WHAT TO DO: For each line below that contains the string "relative", copy that line.

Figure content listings
##############################

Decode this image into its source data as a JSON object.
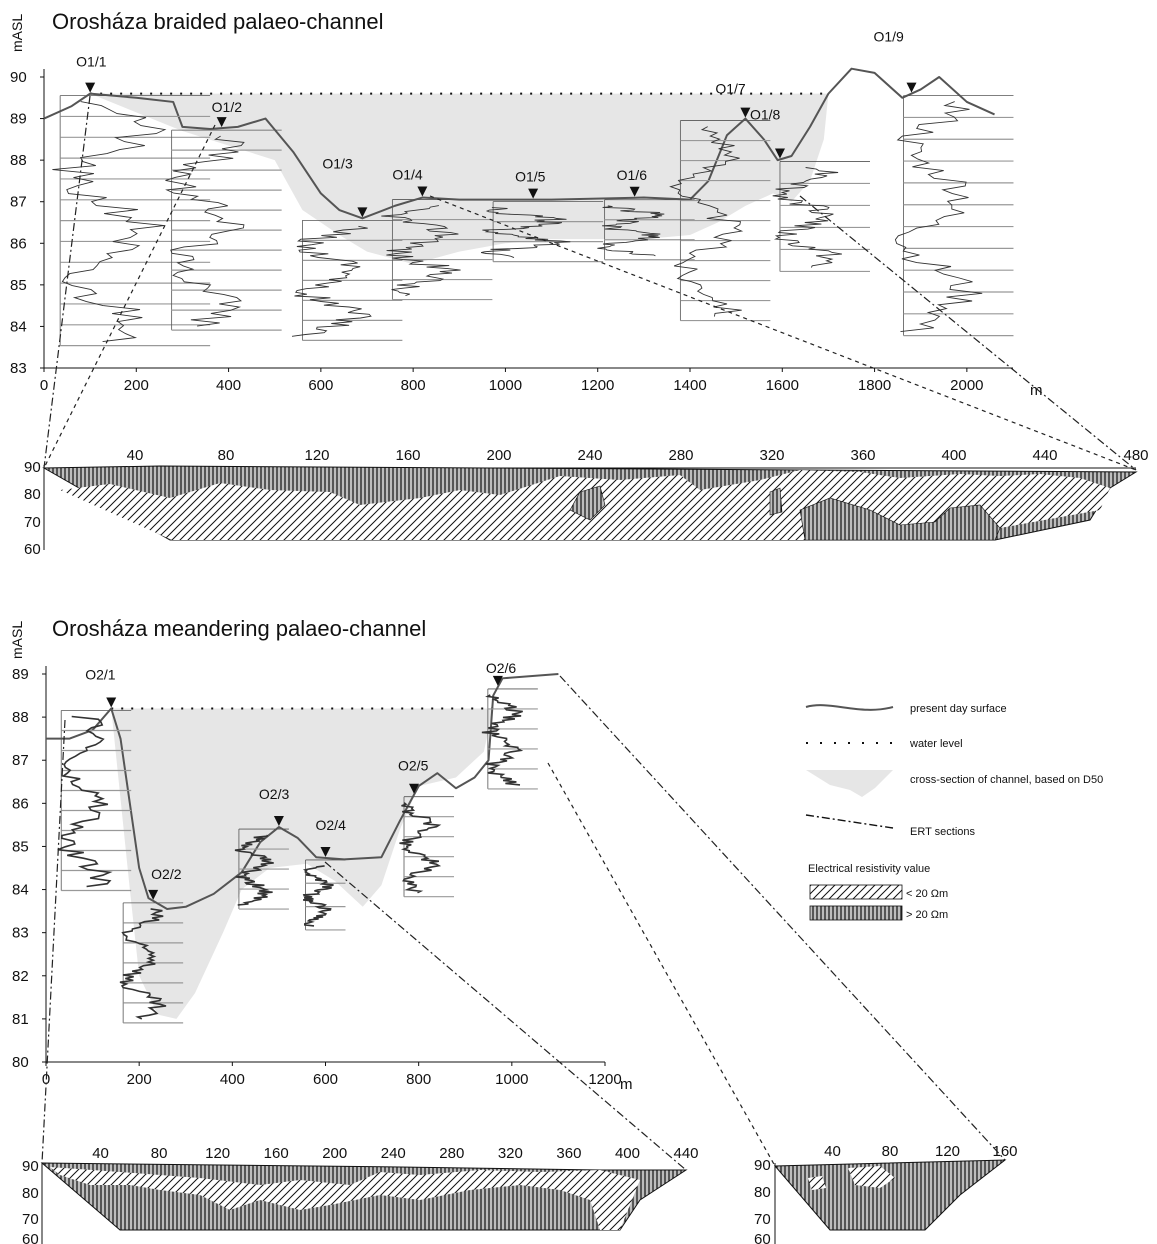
{
  "colors": {
    "channel": "#e6e6e6",
    "surface": "#555555",
    "ink": "#111111"
  },
  "chart_data": [
    {
      "type": "line",
      "title": "Orosháza braided palaeo-channel",
      "ylabel": "mASL",
      "xlabel": "m",
      "ylim": [
        83,
        90
      ],
      "xlim": [
        0,
        2100
      ],
      "x_ticks": [
        "0",
        "200",
        "400",
        "600",
        "800",
        "1000",
        "1200",
        "1400",
        "1600",
        "1800",
        "2000"
      ],
      "y_ticks": [
        "83",
        "84",
        "85",
        "86",
        "87",
        "88",
        "89",
        "90"
      ],
      "water_level": 89.6,
      "surface": [
        [
          0,
          89.0
        ],
        [
          60,
          89.3
        ],
        [
          100,
          89.6
        ],
        [
          200,
          89.5
        ],
        [
          280,
          89.4
        ],
        [
          300,
          88.8
        ],
        [
          360,
          88.75
        ],
        [
          420,
          88.8
        ],
        [
          480,
          89.0
        ],
        [
          540,
          88.2
        ],
        [
          600,
          87.2
        ],
        [
          640,
          86.8
        ],
        [
          690,
          86.6
        ],
        [
          760,
          86.9
        ],
        [
          820,
          87.1
        ],
        [
          900,
          87.05
        ],
        [
          1100,
          87.05
        ],
        [
          1300,
          87.1
        ],
        [
          1400,
          87.05
        ],
        [
          1440,
          87.5
        ],
        [
          1480,
          88.6
        ],
        [
          1520,
          89.0
        ],
        [
          1560,
          88.5
        ],
        [
          1590,
          88.0
        ],
        [
          1620,
          88.1
        ],
        [
          1660,
          88.8
        ],
        [
          1700,
          89.6
        ],
        [
          1750,
          90.2
        ],
        [
          1800,
          90.1
        ],
        [
          1860,
          89.5
        ],
        [
          1900,
          89.7
        ],
        [
          1940,
          90.0
        ],
        [
          2000,
          89.4
        ],
        [
          2060,
          89.1
        ]
      ],
      "channel_bottom": [
        [
          100,
          89.6
        ],
        [
          300,
          88.7
        ],
        [
          500,
          88.0
        ],
        [
          560,
          86.8
        ],
        [
          640,
          86.2
        ],
        [
          700,
          85.8
        ],
        [
          800,
          85.5
        ],
        [
          900,
          85.8
        ],
        [
          1000,
          86.0
        ],
        [
          1100,
          86.1
        ],
        [
          1200,
          86.1
        ],
        [
          1300,
          86.1
        ],
        [
          1400,
          86.2
        ],
        [
          1460,
          86.5
        ],
        [
          1520,
          86.9
        ],
        [
          1580,
          87.2
        ],
        [
          1620,
          87.0
        ],
        [
          1660,
          87.5
        ],
        [
          1690,
          88.5
        ],
        [
          1700,
          89.6
        ]
      ],
      "boreholes": [
        {
          "name": "O1/1",
          "x": 100
        },
        {
          "name": "O1/2",
          "x": 385
        },
        {
          "name": "O1/3",
          "x": 690
        },
        {
          "name": "O1/4",
          "x": 820
        },
        {
          "name": "O1/5",
          "x": 1060
        },
        {
          "name": "O1/6",
          "x": 1280
        },
        {
          "name": "O1/7",
          "x": 1520
        },
        {
          "name": "O1/8",
          "x": 1595
        },
        {
          "name": "O1/9",
          "x": 1880
        }
      ]
    },
    {
      "type": "area",
      "title": "",
      "ylim": [
        60,
        90
      ],
      "xlim": [
        0,
        480
      ],
      "x_ticks": [
        "40",
        "80",
        "120",
        "160",
        "200",
        "240",
        "280",
        "320",
        "360",
        "400",
        "440",
        "480"
      ],
      "y_ticks": [
        "60",
        "70",
        "80",
        "90"
      ]
    },
    {
      "type": "line",
      "title": "Orosháza meandering palaeo-channel",
      "ylabel": "mASL",
      "xlabel": "m",
      "ylim": [
        80,
        89
      ],
      "xlim": [
        0,
        1200
      ],
      "x_ticks": [
        "0",
        "200",
        "400",
        "600",
        "800",
        "1000",
        "1200"
      ],
      "y_ticks": [
        "80",
        "81",
        "82",
        "83",
        "84",
        "85",
        "86",
        "87",
        "88",
        "89"
      ],
      "water_level": 88.2,
      "surface": [
        [
          0,
          87.5
        ],
        [
          50,
          87.5
        ],
        [
          100,
          87.7
        ],
        [
          140,
          88.2
        ],
        [
          160,
          87.5
        ],
        [
          180,
          86.0
        ],
        [
          200,
          84.5
        ],
        [
          220,
          83.8
        ],
        [
          260,
          83.55
        ],
        [
          300,
          83.6
        ],
        [
          360,
          83.9
        ],
        [
          420,
          84.4
        ],
        [
          460,
          85.1
        ],
        [
          500,
          85.45
        ],
        [
          540,
          85.2
        ],
        [
          580,
          84.75
        ],
        [
          640,
          84.7
        ],
        [
          720,
          84.75
        ],
        [
          760,
          85.6
        ],
        [
          800,
          86.4
        ],
        [
          840,
          86.7
        ],
        [
          880,
          86.35
        ],
        [
          920,
          86.6
        ],
        [
          950,
          87.0
        ],
        [
          960,
          88.5
        ],
        [
          980,
          88.9
        ],
        [
          1100,
          89.0
        ]
      ],
      "channel_bottom": [
        [
          140,
          88.2
        ],
        [
          180,
          84.0
        ],
        [
          200,
          82.0
        ],
        [
          240,
          81.1
        ],
        [
          280,
          81.0
        ],
        [
          320,
          81.6
        ],
        [
          380,
          83.0
        ],
        [
          420,
          84.0
        ],
        [
          480,
          84.5
        ],
        [
          560,
          84.6
        ],
        [
          620,
          84.2
        ],
        [
          680,
          83.6
        ],
        [
          720,
          84.1
        ],
        [
          760,
          85.4
        ],
        [
          800,
          86.4
        ],
        [
          880,
          86.6
        ],
        [
          940,
          87.2
        ],
        [
          960,
          88.2
        ]
      ],
      "boreholes": [
        {
          "name": "O2/1",
          "x": 140
        },
        {
          "name": "O2/2",
          "x": 230
        },
        {
          "name": "O2/3",
          "x": 500
        },
        {
          "name": "O2/4",
          "x": 600
        },
        {
          "name": "O2/5",
          "x": 790
        },
        {
          "name": "O2/6",
          "x": 970
        }
      ]
    },
    {
      "type": "area",
      "title": "",
      "ylim": [
        60,
        90
      ],
      "xlim": [
        0,
        440
      ],
      "x_ticks": [
        "40",
        "80",
        "120",
        "160",
        "200",
        "240",
        "280",
        "320",
        "360",
        "400",
        "440"
      ],
      "y_ticks": [
        "60",
        "70",
        "80",
        "90"
      ]
    },
    {
      "type": "area",
      "title": "",
      "ylim": [
        60,
        90
      ],
      "xlim": [
        0,
        160
      ],
      "x_ticks": [
        "40",
        "80",
        "120",
        "160"
      ],
      "y_ticks": [
        "60",
        "70",
        "80",
        "90"
      ]
    }
  ],
  "legend": {
    "items": [
      {
        "symbol": "surface",
        "label": "present day surface"
      },
      {
        "symbol": "dotted",
        "label": "water level"
      },
      {
        "symbol": "channel",
        "label": "cross-section of channel, based on D50"
      },
      {
        "symbol": "ert",
        "label": "ERT sections"
      }
    ],
    "resistivity_title": "Electrical resistivity value",
    "resistivity_items": [
      {
        "symbol": "diagonal",
        "label": "< 20 Ωm"
      },
      {
        "symbol": "vertical",
        "label": "> 20 Ωm"
      }
    ]
  }
}
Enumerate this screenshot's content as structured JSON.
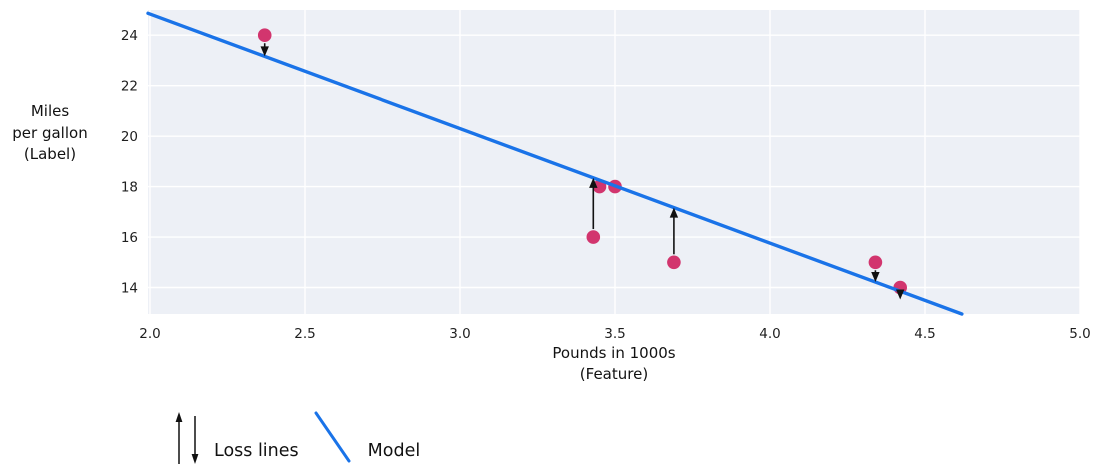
{
  "chart_data": {
    "type": "scatter",
    "title": "",
    "xlabel_lines": [
      "Pounds in 1000s",
      "(Feature)"
    ],
    "ylabel_lines": [
      "Miles",
      "per gallon",
      "(Label)"
    ],
    "x_ticks": [
      "2.0",
      "2.5",
      "3.0",
      "3.5",
      "4.0",
      "4.5",
      "5.0"
    ],
    "x_tick_values": [
      2.0,
      2.5,
      3.0,
      3.5,
      4.0,
      4.5,
      5.0
    ],
    "y_ticks": [
      "14",
      "16",
      "18",
      "20",
      "22",
      "24"
    ],
    "y_tick_values": [
      14,
      16,
      18,
      20,
      22,
      24
    ],
    "xlim": [
      1.9935,
      5.0
    ],
    "ylim": [
      12.95,
      25.0
    ],
    "grid": true,
    "legend_position": "bottom-left",
    "points": [
      {
        "x": 2.37,
        "y": 24,
        "loss_arrow": "down"
      },
      {
        "x": 3.45,
        "y": 18,
        "loss_arrow": "none"
      },
      {
        "x": 3.5,
        "y": 18,
        "loss_arrow": "none"
      },
      {
        "x": 3.43,
        "y": 16,
        "loss_arrow": "up"
      },
      {
        "x": 3.69,
        "y": 15,
        "loss_arrow": "up"
      },
      {
        "x": 4.34,
        "y": 15,
        "loss_arrow": "down"
      },
      {
        "x": 4.42,
        "y": 14,
        "loss_arrow": "down"
      }
    ],
    "model_line": {
      "slope": -4.54,
      "intercept": 33.92
    }
  },
  "legend": {
    "loss_lines_label": "Loss lines",
    "model_label": "Model"
  },
  "colors": {
    "model_line": "#1a73e8",
    "point": "#d2356e",
    "plot_background": "#edf0f6",
    "gridline": "#ffffff",
    "loss_arrow": "#111111",
    "tick_text": "#1f1f1f",
    "page_background": "#ffffff"
  }
}
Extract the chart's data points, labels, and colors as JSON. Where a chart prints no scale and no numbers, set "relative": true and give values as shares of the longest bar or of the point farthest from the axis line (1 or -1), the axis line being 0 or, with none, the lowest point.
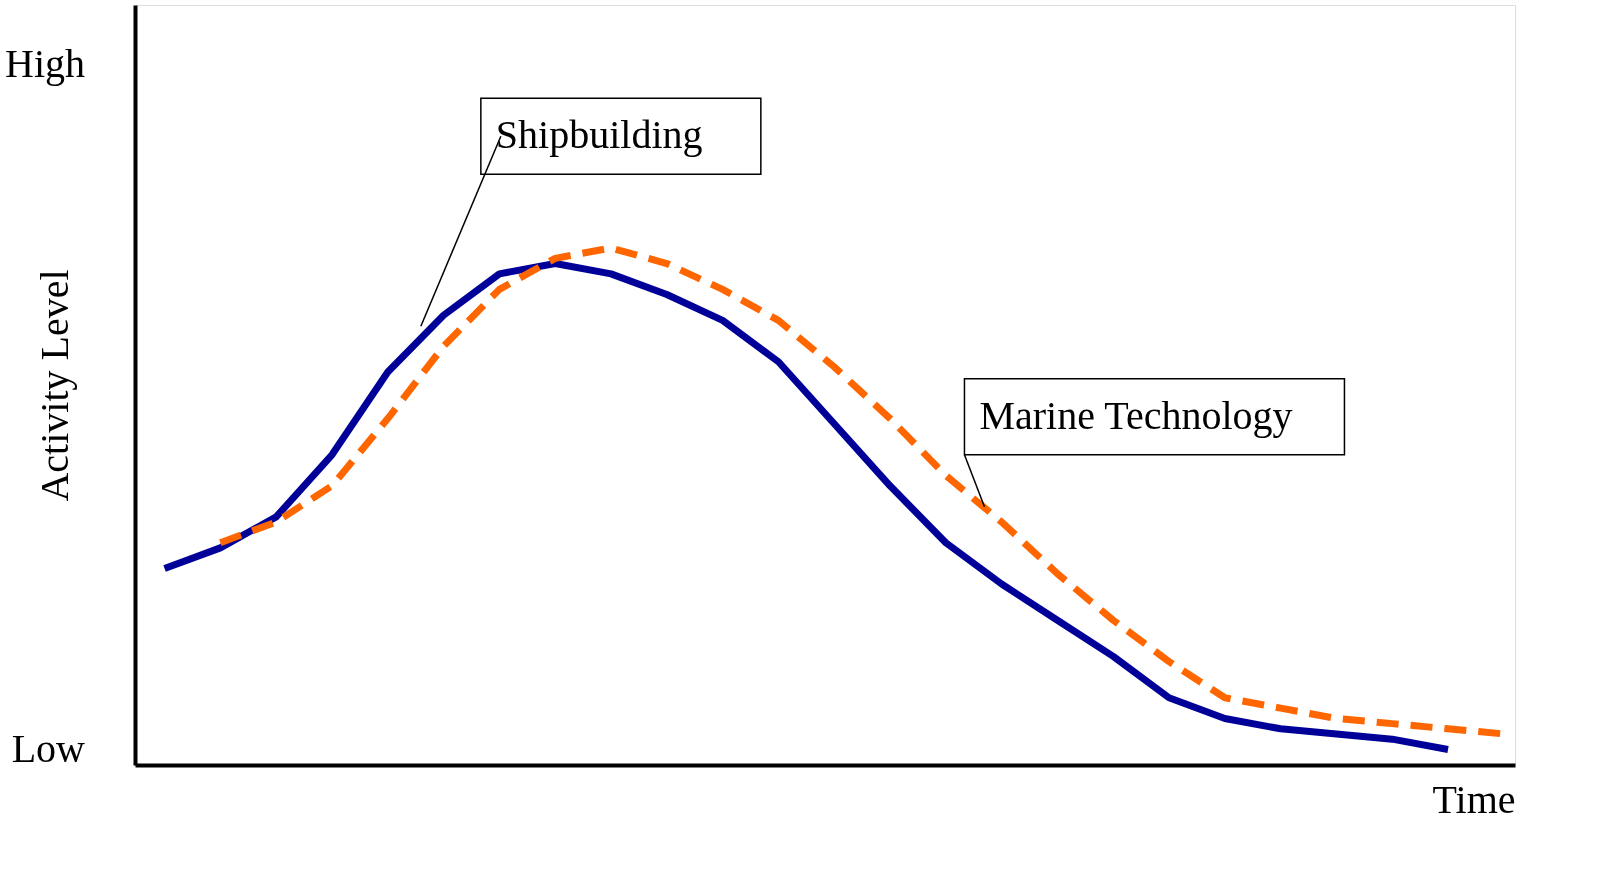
{
  "chart_data": {
    "type": "line",
    "relative": true,
    "xlabel": "Time",
    "ylabel": "Activity Level",
    "categories": [
      null,
      null,
      null,
      null,
      null,
      null,
      null,
      null,
      null,
      null,
      null,
      null,
      null,
      null,
      null,
      null,
      null,
      null,
      null,
      null,
      null,
      null,
      null,
      null,
      null
    ],
    "series": [
      {
        "name": "Shipbuilding",
        "color": "#000099",
        "line_style": "solid",
        "values": [
          0.38,
          0.42,
          0.48,
          0.6,
          0.76,
          0.87,
          0.95,
          0.97,
          0.95,
          0.91,
          0.86,
          0.78,
          0.66,
          0.54,
          0.43,
          0.35,
          0.28,
          0.21,
          0.13,
          0.09,
          0.07,
          0.06,
          0.05,
          0.03,
          null
        ]
      },
      {
        "name": "Marine Technology",
        "color": "#ff6600",
        "line_style": "dashed",
        "values": [
          null,
          0.43,
          0.47,
          0.54,
          0.67,
          0.81,
          0.92,
          0.98,
          1.0,
          0.97,
          0.92,
          0.86,
          0.77,
          0.67,
          0.56,
          0.47,
          0.37,
          0.28,
          0.2,
          0.13,
          0.11,
          0.09,
          0.08,
          0.07,
          0.06
        ]
      }
    ],
    "annotations": [
      "High",
      "Low"
    ]
  }
}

##############################

CORRECT ANSWER:
Extract the chart's data points, labels, and colors as JSON. Where a chart prints no scale and no numbers, set "relative": true and give values as shares of the longest bar or of the point farthest from the axis line (1 or -1), the axis line being 0 or, with none, the lowest point.
    "relative": true,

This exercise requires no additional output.